◆ MATERIAL FOR THIS TASK
[start]

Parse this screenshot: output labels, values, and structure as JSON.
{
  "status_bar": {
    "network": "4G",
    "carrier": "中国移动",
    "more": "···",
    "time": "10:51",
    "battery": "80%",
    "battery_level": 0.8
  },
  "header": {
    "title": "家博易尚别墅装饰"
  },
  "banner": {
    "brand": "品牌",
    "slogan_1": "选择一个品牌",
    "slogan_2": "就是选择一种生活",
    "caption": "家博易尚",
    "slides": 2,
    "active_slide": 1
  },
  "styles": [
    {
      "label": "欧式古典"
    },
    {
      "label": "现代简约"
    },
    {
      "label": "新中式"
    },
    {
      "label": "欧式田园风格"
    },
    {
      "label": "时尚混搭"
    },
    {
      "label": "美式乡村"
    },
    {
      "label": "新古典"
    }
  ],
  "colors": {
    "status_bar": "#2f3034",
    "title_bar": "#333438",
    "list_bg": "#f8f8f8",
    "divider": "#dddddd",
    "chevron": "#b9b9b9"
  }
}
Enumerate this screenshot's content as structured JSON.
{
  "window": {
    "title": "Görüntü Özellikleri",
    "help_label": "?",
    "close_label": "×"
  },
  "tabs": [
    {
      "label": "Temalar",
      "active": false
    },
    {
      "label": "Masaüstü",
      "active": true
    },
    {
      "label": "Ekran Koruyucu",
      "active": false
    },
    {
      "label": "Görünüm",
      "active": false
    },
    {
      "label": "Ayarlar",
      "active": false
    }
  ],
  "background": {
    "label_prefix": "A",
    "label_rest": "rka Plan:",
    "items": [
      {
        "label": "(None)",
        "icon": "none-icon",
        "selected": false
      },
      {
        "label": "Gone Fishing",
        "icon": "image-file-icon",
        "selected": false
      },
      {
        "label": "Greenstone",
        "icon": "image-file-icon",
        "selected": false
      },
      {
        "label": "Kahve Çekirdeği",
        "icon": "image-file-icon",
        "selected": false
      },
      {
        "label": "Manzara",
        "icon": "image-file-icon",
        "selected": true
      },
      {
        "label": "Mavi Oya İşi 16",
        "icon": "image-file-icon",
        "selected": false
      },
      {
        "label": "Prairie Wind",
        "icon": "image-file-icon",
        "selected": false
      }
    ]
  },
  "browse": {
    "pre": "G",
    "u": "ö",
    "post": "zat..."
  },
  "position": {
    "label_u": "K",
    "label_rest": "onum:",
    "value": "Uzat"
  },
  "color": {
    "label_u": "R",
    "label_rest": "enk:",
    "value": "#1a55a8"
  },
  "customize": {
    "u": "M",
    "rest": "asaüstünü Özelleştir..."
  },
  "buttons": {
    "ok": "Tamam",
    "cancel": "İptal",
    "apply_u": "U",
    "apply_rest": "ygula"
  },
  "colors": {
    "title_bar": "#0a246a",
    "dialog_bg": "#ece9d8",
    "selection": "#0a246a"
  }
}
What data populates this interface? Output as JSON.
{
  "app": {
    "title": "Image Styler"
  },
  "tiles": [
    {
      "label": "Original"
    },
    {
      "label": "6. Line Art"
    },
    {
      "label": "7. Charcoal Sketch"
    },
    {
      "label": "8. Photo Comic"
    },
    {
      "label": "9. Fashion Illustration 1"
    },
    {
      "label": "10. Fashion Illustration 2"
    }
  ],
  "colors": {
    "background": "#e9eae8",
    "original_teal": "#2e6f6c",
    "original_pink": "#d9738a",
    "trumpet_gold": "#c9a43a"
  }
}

[end]

◆ EXERCISE GOAL
Repeat exactly the lines from the one containing "What data populates" through the last line of the records above, both included, and nothing else.

◆ SOLUTION TO THIS TASK
What data populates this interface? Output as JSON.
{
  "app": {
    "title": "Image Styler"
  },
  "tiles": [
    {
      "label": "Original"
    },
    {
      "label": "6. Line Art"
    },
    {
      "label": "7. Charcoal Sketch"
    },
    {
      "label": "8. Photo Comic"
    },
    {
      "label": "9. Fashion Illustration 1"
    },
    {
      "label": "10. Fashion Illustration 2"
    }
  ],
  "colors": {
    "background": "#e9eae8",
    "original_teal": "#2e6f6c",
    "original_pink": "#d9738a",
    "trumpet_gold": "#c9a43a"
  }
}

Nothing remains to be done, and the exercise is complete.